■ STATED EXERCISE ■
Going through the material below, please gather all lines with the word "Abuse" in them.

■ RECORD EXTRACTS ■
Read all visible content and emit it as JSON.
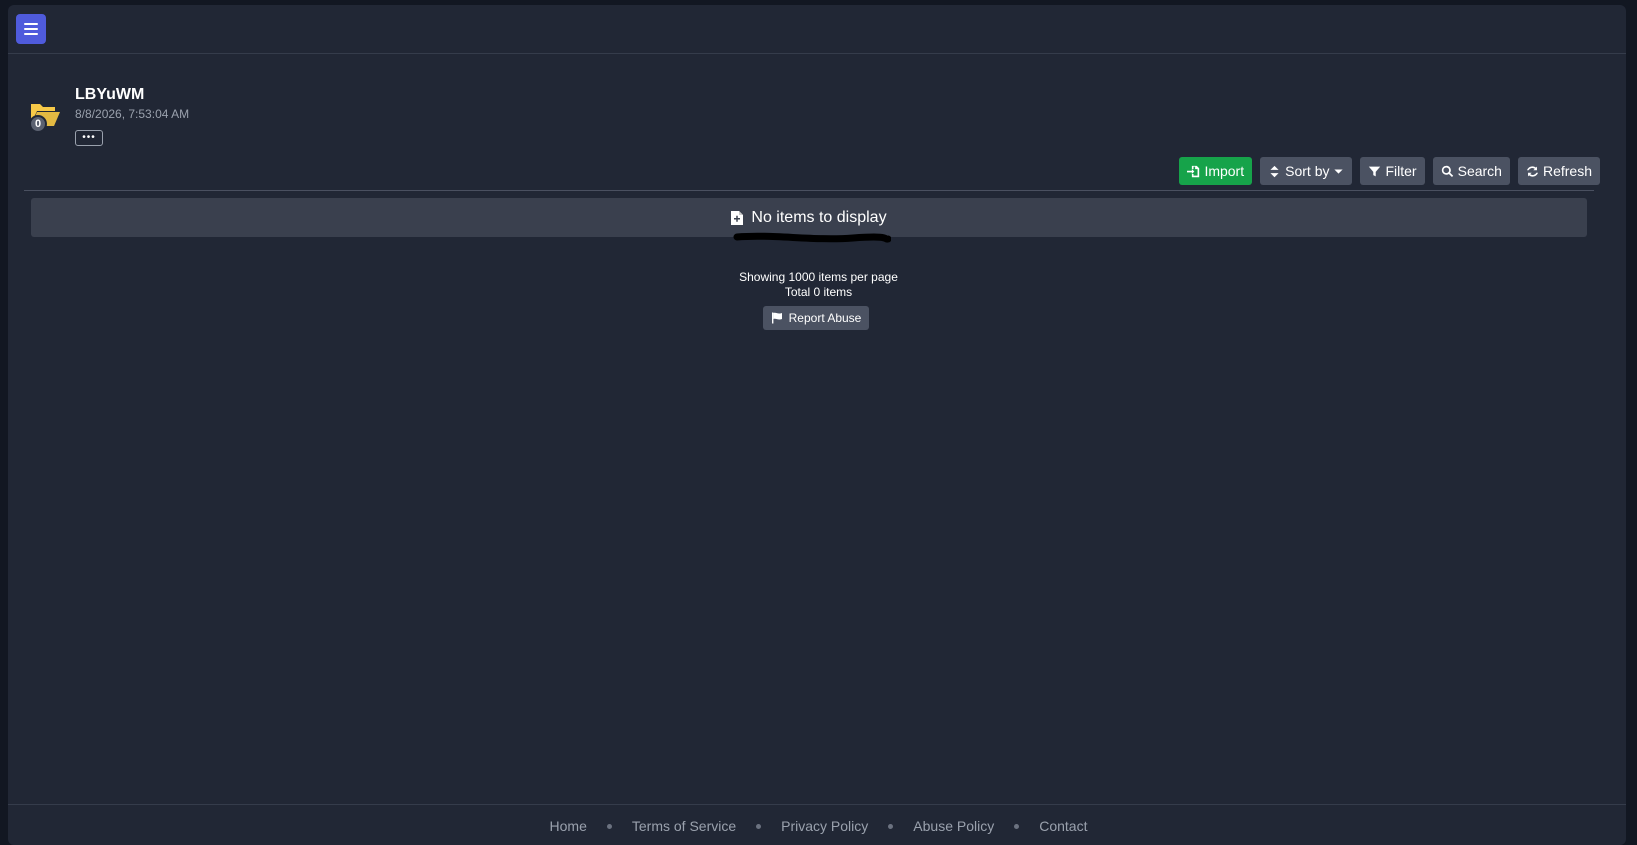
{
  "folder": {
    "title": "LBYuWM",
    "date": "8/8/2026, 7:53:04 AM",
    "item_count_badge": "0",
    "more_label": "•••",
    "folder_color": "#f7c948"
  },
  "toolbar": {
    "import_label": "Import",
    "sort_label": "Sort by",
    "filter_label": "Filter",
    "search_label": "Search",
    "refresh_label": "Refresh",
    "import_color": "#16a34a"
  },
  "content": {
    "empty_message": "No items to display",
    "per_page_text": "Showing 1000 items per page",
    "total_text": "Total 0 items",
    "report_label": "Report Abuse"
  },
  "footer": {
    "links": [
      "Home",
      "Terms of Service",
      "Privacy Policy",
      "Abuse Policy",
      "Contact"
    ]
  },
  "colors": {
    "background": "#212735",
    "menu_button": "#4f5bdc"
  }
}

■ EXERCISE SOLUTION ■
    "report_label": "Report Abuse"
      "Abuse Policy",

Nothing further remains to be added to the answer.